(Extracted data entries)
==*==

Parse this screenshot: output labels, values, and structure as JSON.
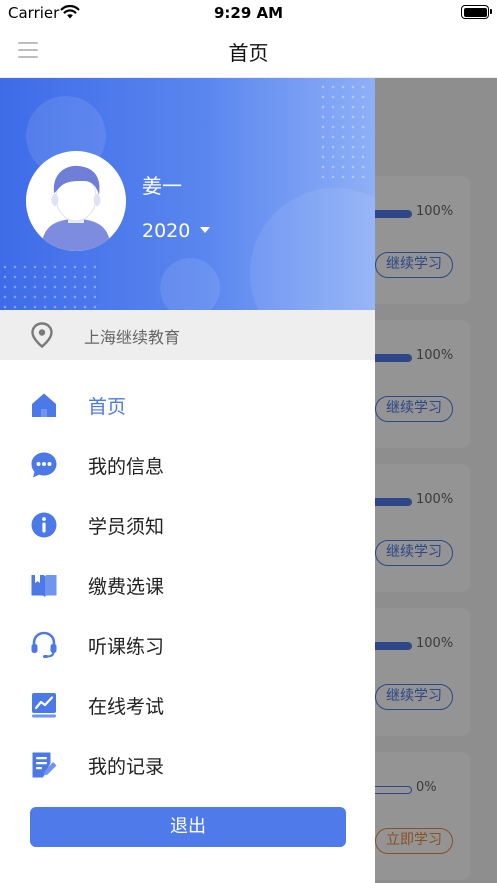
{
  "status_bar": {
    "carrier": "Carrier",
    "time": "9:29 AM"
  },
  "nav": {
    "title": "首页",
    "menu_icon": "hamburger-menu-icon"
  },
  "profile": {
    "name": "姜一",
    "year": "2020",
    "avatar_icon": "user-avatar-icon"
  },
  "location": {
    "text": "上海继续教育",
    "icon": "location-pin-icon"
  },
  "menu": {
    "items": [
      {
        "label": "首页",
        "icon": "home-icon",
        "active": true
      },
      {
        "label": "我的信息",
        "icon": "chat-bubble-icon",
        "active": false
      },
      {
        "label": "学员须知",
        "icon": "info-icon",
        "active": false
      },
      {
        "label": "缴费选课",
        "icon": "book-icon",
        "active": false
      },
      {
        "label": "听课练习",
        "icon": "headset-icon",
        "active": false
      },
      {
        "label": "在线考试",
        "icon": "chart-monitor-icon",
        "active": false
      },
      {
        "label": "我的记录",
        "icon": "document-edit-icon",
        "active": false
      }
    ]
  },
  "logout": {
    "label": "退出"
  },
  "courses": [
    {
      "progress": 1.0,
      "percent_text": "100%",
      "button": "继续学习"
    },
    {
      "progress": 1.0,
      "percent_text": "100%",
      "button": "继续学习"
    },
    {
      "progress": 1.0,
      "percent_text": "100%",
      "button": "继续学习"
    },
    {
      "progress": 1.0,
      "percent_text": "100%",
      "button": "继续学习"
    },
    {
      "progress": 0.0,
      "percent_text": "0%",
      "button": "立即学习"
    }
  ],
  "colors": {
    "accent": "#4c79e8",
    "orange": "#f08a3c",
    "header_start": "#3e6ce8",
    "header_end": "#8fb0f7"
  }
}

==*==

## Exercise directions
Copy the listing in full and without alteration, omitting every picture.

## Answer to the problem
Parse this screenshot: output labels, values, and structure as JSON.
{
  "status_bar": {
    "carrier": "Carrier",
    "time": "9:29 AM"
  },
  "nav": {
    "title": "首页",
    "menu_icon": "hamburger-menu-icon"
  },
  "profile": {
    "name": "姜一",
    "year": "2020",
    "avatar_icon": "user-avatar-icon"
  },
  "location": {
    "text": "上海继续教育",
    "icon": "location-pin-icon"
  },
  "menu": {
    "items": [
      {
        "label": "首页",
        "icon": "home-icon",
        "active": true
      },
      {
        "label": "我的信息",
        "icon": "chat-bubble-icon",
        "active": false
      },
      {
        "label": "学员须知",
        "icon": "info-icon",
        "active": false
      },
      {
        "label": "缴费选课",
        "icon": "book-icon",
        "active": false
      },
      {
        "label": "听课练习",
        "icon": "headset-icon",
        "active": false
      },
      {
        "label": "在线考试",
        "icon": "chart-monitor-icon",
        "active": false
      },
      {
        "label": "我的记录",
        "icon": "document-edit-icon",
        "active": false
      }
    ]
  },
  "logout": {
    "label": "退出"
  },
  "courses": [
    {
      "progress": 1.0,
      "percent_text": "100%",
      "button": "继续学习"
    },
    {
      "progress": 1.0,
      "percent_text": "100%",
      "button": "继续学习"
    },
    {
      "progress": 1.0,
      "percent_text": "100%",
      "button": "继续学习"
    },
    {
      "progress": 1.0,
      "percent_text": "100%",
      "button": "继续学习"
    },
    {
      "progress": 0.0,
      "percent_text": "0%",
      "button": "立即学习"
    }
  ],
  "colors": {
    "accent": "#4c79e8",
    "orange": "#f08a3c",
    "header_start": "#3e6ce8",
    "header_end": "#8fb0f7"
  }
}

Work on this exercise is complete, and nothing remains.